> _MATERIAL FOR THIS TASK_
## start
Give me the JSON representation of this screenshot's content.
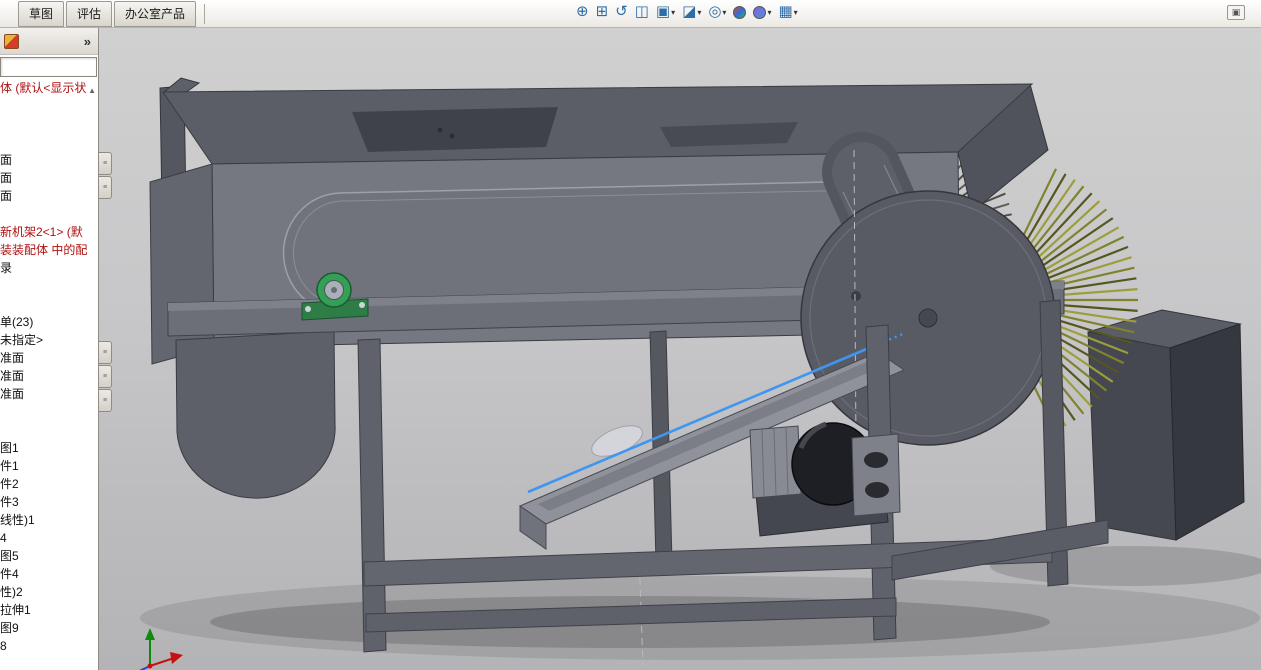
{
  "colors": {
    "selection-blue": "#3f96f0",
    "model-gray": "#6b6e77",
    "model-dark": "#565962",
    "model-light": "#8f929b",
    "brush-olive": "#81812e",
    "brush-olive-dark": "#565620",
    "brush-olive-light": "#9d9d3c",
    "dark-brush": "#4b4e44",
    "dark-brush-2": "#5b5e52",
    "bearing-green": "#33a055",
    "tree-error-red": "#b01010",
    "viewport-top": "#d0d0d0",
    "viewport-bottom": "#b4b4b7"
  },
  "top_bar": {
    "tabs": [
      {
        "label": "草图"
      },
      {
        "label": "评估"
      },
      {
        "label": "办公室产品"
      }
    ],
    "view_toolbar": [
      {
        "name": "zoom-to-fit",
        "glyph": "⊕"
      },
      {
        "name": "zoom-to-area",
        "glyph": "⊞"
      },
      {
        "name": "previous-view",
        "glyph": "↺"
      },
      {
        "name": "section-view",
        "glyph": "◫"
      },
      {
        "name": "view-orientation",
        "glyph": "▣",
        "dropdown": true
      },
      {
        "name": "display-style",
        "glyph": "◪",
        "dropdown": true
      },
      {
        "name": "hide-show-items",
        "glyph": "◎",
        "dropdown": true
      },
      {
        "name": "edit-appearance",
        "ball": [
          "#e04434",
          "#2f6de0",
          "#35b04a"
        ]
      },
      {
        "name": "apply-scene",
        "ball": [
          "#8a62d8",
          "#4a90d8"
        ],
        "dropdown": true
      },
      {
        "name": "view-settings",
        "glyph": "▦",
        "dropdown": true
      }
    ],
    "collapse_button_glyph": "▣"
  },
  "left_panel": {
    "expand_button": "»",
    "scroll_up_glyph": "▲",
    "filter_value": "",
    "tree_items": [
      {
        "label": "体 (默认<显示状",
        "red": true
      },
      {
        "label": ""
      },
      {
        "label": ""
      },
      {
        "label": ""
      },
      {
        "label": "面"
      },
      {
        "label": "面"
      },
      {
        "label": "面"
      },
      {
        "label": ""
      },
      {
        "label": "新机架2<1> (默",
        "red": true
      },
      {
        "label": "装装配体 中的配",
        "red": true
      },
      {
        "label": "录"
      },
      {
        "label": ""
      },
      {
        "label": ""
      },
      {
        "label": "单(23)"
      },
      {
        "label": "未指定>"
      },
      {
        "label": "准面"
      },
      {
        "label": "准面"
      },
      {
        "label": "准面"
      },
      {
        "label": ""
      },
      {
        "label": ""
      },
      {
        "label": "图1"
      },
      {
        "label": "件1"
      },
      {
        "label": "件2"
      },
      {
        "label": "件3"
      },
      {
        "label": "线性)1"
      },
      {
        "label": "4"
      },
      {
        "label": "图5"
      },
      {
        "label": "件4"
      },
      {
        "label": "性)2"
      },
      {
        "label": "拉伸1"
      },
      {
        "label": "图9"
      },
      {
        "label": "8"
      }
    ]
  }
}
## end
> _DIRECTIONS FOR THIS TASK_
Find how many lines in the records contain the string "viewport", then give the number alone.

> _COMPLETE OUTPUT_
2